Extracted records

══════

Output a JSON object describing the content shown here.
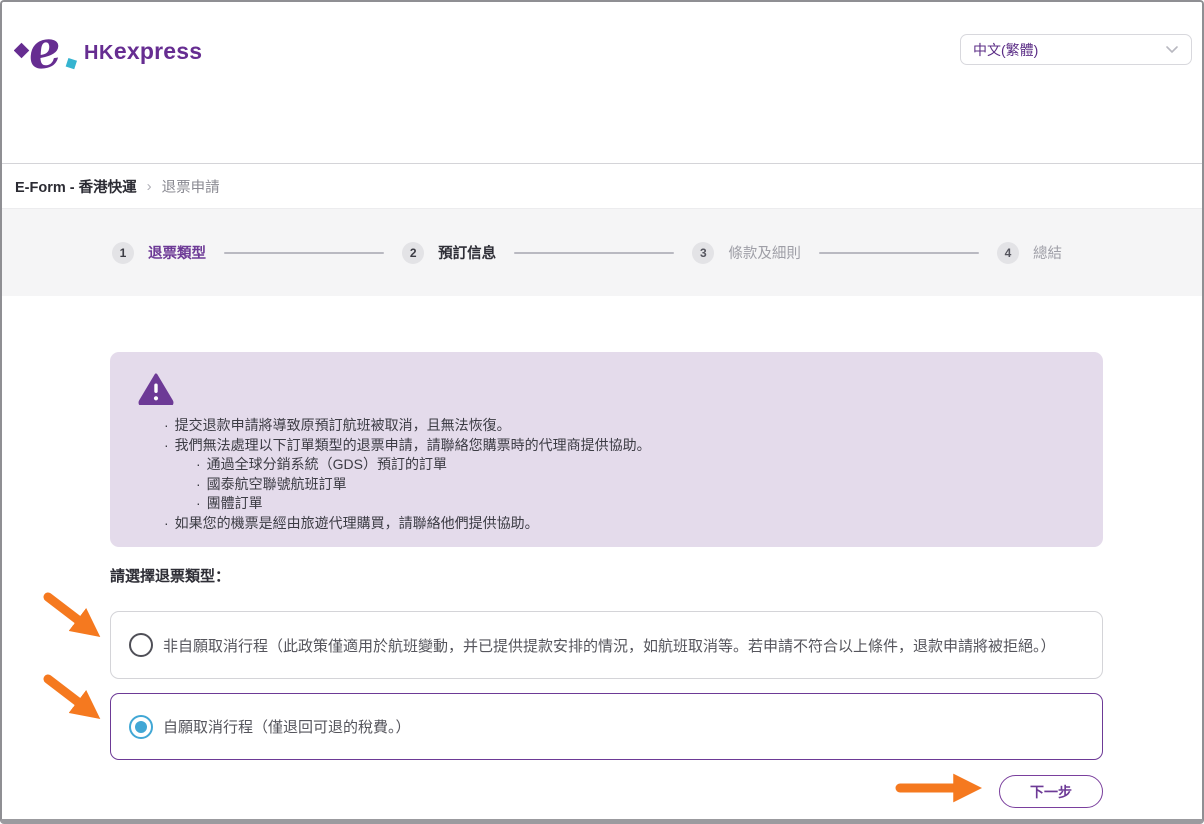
{
  "header": {
    "logo_hk": "HK",
    "logo_express": "express",
    "language_selector": {
      "value": "中文(繁體)"
    }
  },
  "breadcrumb": {
    "root": "E-Form - 香港快運",
    "separator": "›",
    "current": "退票申請"
  },
  "stepper": {
    "steps": [
      {
        "number": "1",
        "label": "退票類型",
        "state": "active"
      },
      {
        "number": "2",
        "label": "預訂信息",
        "state": "next"
      },
      {
        "number": "3",
        "label": "條款及細則",
        "state": "inactive"
      },
      {
        "number": "4",
        "label": "總結",
        "state": "inactive"
      }
    ]
  },
  "notice": {
    "icon": "warning-triangle-icon",
    "bullet": "·",
    "items": [
      {
        "level": 0,
        "text": "提交退款申請將導致原預訂航班被取消，且無法恢復。"
      },
      {
        "level": 0,
        "text": "我們無法處理以下訂單類型的退票申請，請聯絡您購票時的代理商提供協助。"
      },
      {
        "level": 1,
        "text": "通過全球分銷系統（GDS）預訂的訂單"
      },
      {
        "level": 1,
        "text": "國泰航空聯號航班訂單"
      },
      {
        "level": 1,
        "text": "團體訂單"
      },
      {
        "level": 0,
        "text": "如果您的機票是經由旅遊代理購買，請聯絡他們提供協助。"
      }
    ]
  },
  "form": {
    "prompt": "請選擇退票類型：",
    "options": [
      {
        "label": "非自願取消行程（此政策僅適用於航班變動，并已提供提款安排的情況，如航班取消等。若申請不符合以上條件，退款申請將被拒絕。）",
        "selected": false
      },
      {
        "label": "自願取消行程（僅退回可退的稅費。）",
        "selected": true
      }
    ],
    "next_button": "下一步"
  },
  "colors": {
    "brand_purple": "#662d91",
    "accent_purple": "#6d3a96",
    "notice_bg": "#e4dbeb",
    "radio_selected_blue": "#41a7d5",
    "annotation_orange": "#f5791f"
  }
}
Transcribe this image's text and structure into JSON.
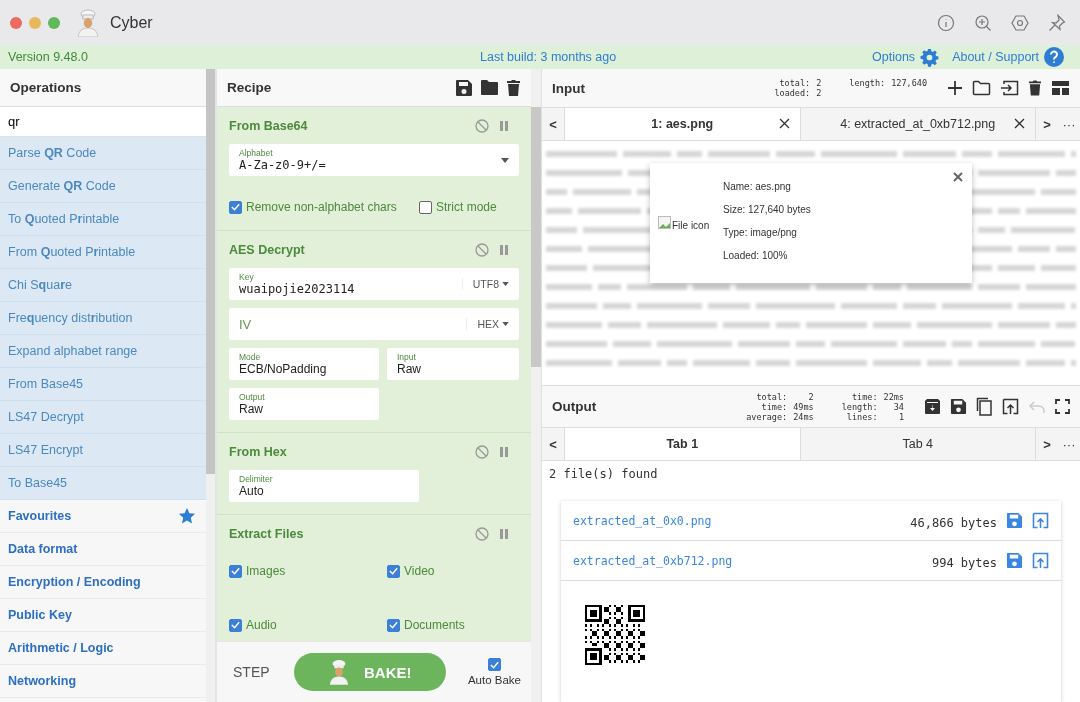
{
  "window": {
    "title": "Cyber"
  },
  "banner": {
    "version": "Version 9.48.0",
    "last_build": "Last build: 3 months ago",
    "options": "Options",
    "about": "About / Support"
  },
  "operations": {
    "title": "Operations",
    "search": "qr",
    "results": [
      "Parse **QR** Code",
      "Generate **QR** Code",
      "To **Q**uoted P**r**intable",
      "From **Q**uoted P**r**intable",
      "Chi S**q**ua**r**e",
      "Fre**q**uency dist**r**ibution",
      "Expand alphabet range",
      "From Base45",
      "LS47 Decrypt",
      "LS47 Encrypt",
      "To Base45"
    ],
    "categories": [
      {
        "label": "Favourites",
        "star": true
      },
      {
        "label": "Data format",
        "star": false
      },
      {
        "label": "Encryption / Encoding",
        "star": false
      },
      {
        "label": "Public Key",
        "star": false
      },
      {
        "label": "Arithmetic / Logic",
        "star": false
      },
      {
        "label": "Networking",
        "star": false
      }
    ]
  },
  "recipe": {
    "title": "Recipe",
    "ops": [
      {
        "name": "From Base64",
        "args": [
          {
            "kind": "select",
            "label": "Alphabet",
            "value": "A-Za-z0-9+/="
          },
          {
            "kind": "checkbox",
            "label": "Remove non-alphabet chars",
            "checked": true
          },
          {
            "kind": "checkbox",
            "label": "Strict mode",
            "checked": false
          }
        ]
      },
      {
        "name": "AES Decrypt",
        "args": [
          {
            "kind": "encoded",
            "label": "Key",
            "value": "wuaipojie2023114",
            "encoding": "UTF8"
          },
          {
            "kind": "encoded",
            "label": "IV",
            "encoding": "HEX"
          },
          {
            "kind": "field",
            "label": "Mode",
            "value": "ECB/NoPadding"
          },
          {
            "kind": "field",
            "label": "Input",
            "value": "Raw"
          },
          {
            "kind": "field",
            "label": "Output",
            "value": "Raw"
          }
        ]
      },
      {
        "name": "From Hex",
        "args": [
          {
            "kind": "field",
            "label": "Delimiter",
            "value": "Auto"
          }
        ]
      },
      {
        "name": "Extract Files",
        "args": [
          {
            "kind": "checkbox",
            "label": "Images",
            "checked": true
          },
          {
            "kind": "checkbox",
            "label": "Video",
            "checked": true
          },
          {
            "kind": "checkbox",
            "label": "Audio",
            "checked": true
          },
          {
            "kind": "checkbox",
            "label": "Documents",
            "checked": true
          }
        ]
      }
    ]
  },
  "bake": {
    "step": "STEP",
    "bake": "BAKE!",
    "auto_bake": {
      "label": "Auto Bake",
      "checked": true
    }
  },
  "input": {
    "title": "Input",
    "stat_groups": [
      [
        {
          "label": "total:",
          "value": "2"
        },
        {
          "label": "loaded:",
          "value": "2"
        }
      ],
      [
        {
          "label": "length:",
          "value": "127,640"
        }
      ]
    ],
    "nav": {
      "prev": "<",
      "next": ">",
      "more": "···"
    },
    "tabs": [
      {
        "label": "1: aes.png",
        "selected": true,
        "closable": true
      },
      {
        "label": "4: extracted_at_0xb712.png",
        "selected": false,
        "closable": true
      }
    ],
    "file_info": {
      "image_alt": "File icon",
      "lines": [
        "Name: aes.png",
        "Size: 127,640 bytes",
        "Type: image/png",
        "Loaded: 100%"
      ]
    }
  },
  "output": {
    "title": "Output",
    "stat_groups": [
      [
        {
          "label": "total:",
          "value": "2"
        },
        {
          "label": "time:",
          "value": "49ms"
        },
        {
          "label": "average:",
          "value": "24ms"
        }
      ],
      [
        {
          "label": "time:",
          "value": "22ms"
        },
        {
          "label": "length:",
          "value": "34"
        },
        {
          "label": "lines:",
          "value": "1"
        }
      ]
    ],
    "nav": {
      "prev": "<",
      "next": ">",
      "more": "···"
    },
    "tabs": [
      {
        "label": "Tab 1",
        "selected": true,
        "closable": false
      },
      {
        "label": "Tab 4",
        "selected": false,
        "closable": false
      }
    ],
    "summary": "2 file(s) found",
    "files": [
      {
        "name": "extracted_at_0x0.png",
        "size": "46,866 bytes"
      },
      {
        "name": "extracted_at_0xb712.png",
        "size": "994 bytes"
      }
    ]
  }
}
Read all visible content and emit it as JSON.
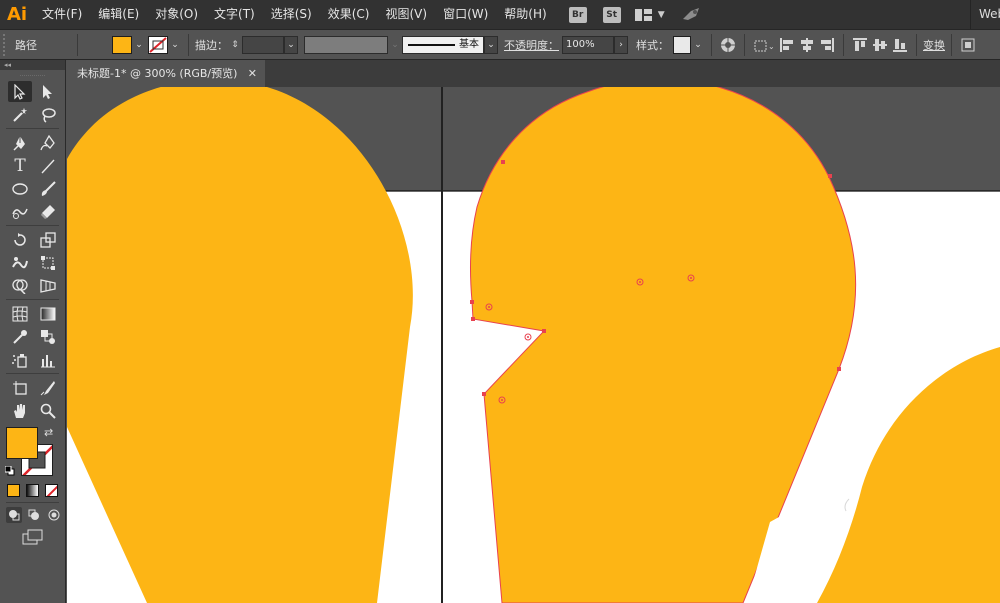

══════

» Problem statement
Count the lines in the material above where the string "intable" appears, then state only that count.

» Written answer
2